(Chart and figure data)
■ ■ ■ ■ ■ ■ ■
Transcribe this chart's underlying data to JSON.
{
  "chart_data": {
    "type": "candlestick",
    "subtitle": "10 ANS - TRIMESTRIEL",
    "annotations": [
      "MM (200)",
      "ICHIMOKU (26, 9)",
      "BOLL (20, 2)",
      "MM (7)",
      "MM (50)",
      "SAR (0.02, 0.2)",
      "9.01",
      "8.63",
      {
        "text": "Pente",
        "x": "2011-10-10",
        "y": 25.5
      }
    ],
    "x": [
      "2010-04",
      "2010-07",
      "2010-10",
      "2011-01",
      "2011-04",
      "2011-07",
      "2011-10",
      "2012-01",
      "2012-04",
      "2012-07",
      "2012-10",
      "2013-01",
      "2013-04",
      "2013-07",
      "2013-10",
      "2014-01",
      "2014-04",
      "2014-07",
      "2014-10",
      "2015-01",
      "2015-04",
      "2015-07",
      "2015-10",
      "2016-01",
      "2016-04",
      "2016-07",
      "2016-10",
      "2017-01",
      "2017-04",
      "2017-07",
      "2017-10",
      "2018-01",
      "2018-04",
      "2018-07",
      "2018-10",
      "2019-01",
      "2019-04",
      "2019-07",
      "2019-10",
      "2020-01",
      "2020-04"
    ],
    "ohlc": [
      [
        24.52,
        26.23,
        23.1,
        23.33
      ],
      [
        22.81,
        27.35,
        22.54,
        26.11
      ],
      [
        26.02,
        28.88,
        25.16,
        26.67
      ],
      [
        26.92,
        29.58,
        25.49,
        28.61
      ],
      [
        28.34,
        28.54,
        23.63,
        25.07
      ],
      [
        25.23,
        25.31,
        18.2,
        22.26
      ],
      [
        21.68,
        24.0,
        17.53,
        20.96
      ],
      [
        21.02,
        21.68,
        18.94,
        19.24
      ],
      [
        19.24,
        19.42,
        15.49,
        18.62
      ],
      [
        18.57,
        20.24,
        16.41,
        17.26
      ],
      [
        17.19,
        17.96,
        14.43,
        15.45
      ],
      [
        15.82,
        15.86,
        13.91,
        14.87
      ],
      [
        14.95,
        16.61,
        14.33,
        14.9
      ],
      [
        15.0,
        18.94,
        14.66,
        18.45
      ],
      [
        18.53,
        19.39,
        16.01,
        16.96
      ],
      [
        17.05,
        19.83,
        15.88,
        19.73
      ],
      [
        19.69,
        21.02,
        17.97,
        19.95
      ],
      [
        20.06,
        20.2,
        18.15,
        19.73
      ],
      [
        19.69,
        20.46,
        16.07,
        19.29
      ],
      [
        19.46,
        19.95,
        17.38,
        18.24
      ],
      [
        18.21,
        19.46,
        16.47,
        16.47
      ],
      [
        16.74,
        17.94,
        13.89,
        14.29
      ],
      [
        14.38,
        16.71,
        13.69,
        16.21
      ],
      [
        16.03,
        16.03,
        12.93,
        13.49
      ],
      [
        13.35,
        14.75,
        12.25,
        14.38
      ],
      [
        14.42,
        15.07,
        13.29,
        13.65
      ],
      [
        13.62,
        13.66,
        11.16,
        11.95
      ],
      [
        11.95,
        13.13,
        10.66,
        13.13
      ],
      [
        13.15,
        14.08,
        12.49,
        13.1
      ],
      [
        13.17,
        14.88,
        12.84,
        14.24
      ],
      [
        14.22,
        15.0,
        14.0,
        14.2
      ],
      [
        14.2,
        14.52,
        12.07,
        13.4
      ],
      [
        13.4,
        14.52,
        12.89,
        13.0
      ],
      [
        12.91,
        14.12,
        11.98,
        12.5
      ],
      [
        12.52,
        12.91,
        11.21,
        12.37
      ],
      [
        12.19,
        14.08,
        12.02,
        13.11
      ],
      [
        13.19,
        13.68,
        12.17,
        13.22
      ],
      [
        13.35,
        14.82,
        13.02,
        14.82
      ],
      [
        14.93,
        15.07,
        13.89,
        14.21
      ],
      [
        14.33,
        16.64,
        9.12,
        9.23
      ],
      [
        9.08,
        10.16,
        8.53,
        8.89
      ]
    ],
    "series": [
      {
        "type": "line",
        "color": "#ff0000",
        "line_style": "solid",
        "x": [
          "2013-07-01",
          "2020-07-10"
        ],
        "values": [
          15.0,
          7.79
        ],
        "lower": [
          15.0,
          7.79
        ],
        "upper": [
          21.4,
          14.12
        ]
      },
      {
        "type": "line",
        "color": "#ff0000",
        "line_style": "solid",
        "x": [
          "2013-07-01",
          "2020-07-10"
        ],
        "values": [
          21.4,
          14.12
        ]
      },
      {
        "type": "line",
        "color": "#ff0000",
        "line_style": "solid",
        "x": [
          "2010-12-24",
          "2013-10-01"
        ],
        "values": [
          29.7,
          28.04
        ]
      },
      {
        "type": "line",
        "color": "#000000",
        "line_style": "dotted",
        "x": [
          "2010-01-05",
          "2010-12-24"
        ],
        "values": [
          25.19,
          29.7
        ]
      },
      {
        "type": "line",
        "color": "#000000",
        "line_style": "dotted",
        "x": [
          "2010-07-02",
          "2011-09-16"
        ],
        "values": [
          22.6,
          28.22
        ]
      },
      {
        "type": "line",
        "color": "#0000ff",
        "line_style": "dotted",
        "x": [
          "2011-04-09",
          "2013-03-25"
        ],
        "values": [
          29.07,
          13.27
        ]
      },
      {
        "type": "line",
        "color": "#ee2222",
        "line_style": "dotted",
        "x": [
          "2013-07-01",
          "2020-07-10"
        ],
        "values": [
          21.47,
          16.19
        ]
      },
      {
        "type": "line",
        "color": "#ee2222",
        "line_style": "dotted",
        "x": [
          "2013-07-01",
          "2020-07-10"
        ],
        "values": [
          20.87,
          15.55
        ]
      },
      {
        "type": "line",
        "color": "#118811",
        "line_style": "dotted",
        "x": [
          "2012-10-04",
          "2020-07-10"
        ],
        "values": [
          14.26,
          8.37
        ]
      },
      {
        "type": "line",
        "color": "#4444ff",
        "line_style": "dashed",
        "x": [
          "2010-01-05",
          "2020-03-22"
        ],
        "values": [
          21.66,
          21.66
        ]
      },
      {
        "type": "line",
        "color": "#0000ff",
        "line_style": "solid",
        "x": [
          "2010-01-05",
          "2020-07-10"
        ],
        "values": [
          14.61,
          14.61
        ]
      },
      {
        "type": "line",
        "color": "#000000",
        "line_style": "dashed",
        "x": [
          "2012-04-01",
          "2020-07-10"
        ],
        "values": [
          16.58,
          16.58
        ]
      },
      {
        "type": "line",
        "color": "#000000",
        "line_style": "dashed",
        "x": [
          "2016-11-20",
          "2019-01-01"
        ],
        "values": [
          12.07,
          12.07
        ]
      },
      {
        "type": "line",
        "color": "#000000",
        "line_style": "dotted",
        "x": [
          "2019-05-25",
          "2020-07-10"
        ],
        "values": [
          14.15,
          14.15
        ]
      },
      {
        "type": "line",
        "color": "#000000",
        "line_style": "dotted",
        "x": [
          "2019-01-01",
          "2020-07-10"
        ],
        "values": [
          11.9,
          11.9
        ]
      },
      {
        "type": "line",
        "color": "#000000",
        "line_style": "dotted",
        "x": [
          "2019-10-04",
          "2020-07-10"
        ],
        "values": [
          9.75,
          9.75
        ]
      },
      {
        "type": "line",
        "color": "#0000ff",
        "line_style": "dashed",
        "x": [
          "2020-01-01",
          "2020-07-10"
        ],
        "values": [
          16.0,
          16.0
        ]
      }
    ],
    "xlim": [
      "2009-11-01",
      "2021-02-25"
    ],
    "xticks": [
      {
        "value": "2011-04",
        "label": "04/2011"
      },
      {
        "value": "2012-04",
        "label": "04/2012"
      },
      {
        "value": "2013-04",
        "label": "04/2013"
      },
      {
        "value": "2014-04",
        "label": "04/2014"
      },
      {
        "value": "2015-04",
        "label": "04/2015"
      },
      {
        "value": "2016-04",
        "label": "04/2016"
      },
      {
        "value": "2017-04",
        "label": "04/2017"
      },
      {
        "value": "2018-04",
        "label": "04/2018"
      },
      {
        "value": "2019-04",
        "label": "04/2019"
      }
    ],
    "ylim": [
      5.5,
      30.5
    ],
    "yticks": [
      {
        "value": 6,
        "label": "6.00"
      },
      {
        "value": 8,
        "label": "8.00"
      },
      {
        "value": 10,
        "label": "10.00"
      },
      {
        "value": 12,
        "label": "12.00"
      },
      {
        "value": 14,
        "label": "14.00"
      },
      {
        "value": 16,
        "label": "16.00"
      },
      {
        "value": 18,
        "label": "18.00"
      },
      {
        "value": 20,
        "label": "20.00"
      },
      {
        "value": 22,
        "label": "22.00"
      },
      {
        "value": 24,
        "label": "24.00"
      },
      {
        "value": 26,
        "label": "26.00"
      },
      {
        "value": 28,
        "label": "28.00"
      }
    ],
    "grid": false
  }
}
■ ■ ■ ■ ■ ■ ■
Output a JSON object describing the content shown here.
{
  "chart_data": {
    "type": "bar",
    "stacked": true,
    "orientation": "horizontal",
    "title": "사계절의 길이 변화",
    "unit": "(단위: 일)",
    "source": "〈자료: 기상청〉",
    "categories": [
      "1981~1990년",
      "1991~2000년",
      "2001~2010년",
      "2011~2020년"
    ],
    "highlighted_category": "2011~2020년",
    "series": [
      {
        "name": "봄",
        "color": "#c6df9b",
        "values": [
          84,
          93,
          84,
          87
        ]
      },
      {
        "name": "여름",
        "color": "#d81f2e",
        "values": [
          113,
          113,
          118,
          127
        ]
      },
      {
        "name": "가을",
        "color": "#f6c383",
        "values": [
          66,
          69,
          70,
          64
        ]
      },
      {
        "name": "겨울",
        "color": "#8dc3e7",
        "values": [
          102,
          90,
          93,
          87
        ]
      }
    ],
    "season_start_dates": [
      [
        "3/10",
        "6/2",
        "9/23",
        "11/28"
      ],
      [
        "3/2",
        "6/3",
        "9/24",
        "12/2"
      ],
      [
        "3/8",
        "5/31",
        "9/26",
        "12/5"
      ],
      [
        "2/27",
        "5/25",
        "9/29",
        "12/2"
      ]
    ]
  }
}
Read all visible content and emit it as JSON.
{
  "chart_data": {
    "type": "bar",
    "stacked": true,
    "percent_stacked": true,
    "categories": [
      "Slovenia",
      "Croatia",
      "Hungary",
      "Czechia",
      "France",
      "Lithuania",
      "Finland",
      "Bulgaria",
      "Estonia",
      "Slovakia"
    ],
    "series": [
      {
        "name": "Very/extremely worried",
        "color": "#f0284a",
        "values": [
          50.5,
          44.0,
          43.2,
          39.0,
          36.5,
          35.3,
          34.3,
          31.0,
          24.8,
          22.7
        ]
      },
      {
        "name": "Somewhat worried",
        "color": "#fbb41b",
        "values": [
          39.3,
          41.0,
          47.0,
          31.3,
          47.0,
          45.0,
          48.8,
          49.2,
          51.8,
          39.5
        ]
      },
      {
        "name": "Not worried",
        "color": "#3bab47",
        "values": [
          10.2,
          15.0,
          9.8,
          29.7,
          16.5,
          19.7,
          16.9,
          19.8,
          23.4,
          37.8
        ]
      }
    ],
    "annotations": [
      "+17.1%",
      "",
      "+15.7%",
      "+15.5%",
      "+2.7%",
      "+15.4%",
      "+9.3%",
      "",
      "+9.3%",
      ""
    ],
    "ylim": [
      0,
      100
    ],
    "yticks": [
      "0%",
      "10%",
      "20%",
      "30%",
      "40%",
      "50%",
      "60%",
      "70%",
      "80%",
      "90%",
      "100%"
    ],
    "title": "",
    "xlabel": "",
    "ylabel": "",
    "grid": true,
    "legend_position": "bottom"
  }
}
■ ■ ■ ■ ■ ■ ■
## Prompt
Pull out each line containing the word "worried" and copy it.

## Reply to the exercise
        "name": "Very/extremely worried",
        "name": "Somewhat worried",
        "name": "Not worried",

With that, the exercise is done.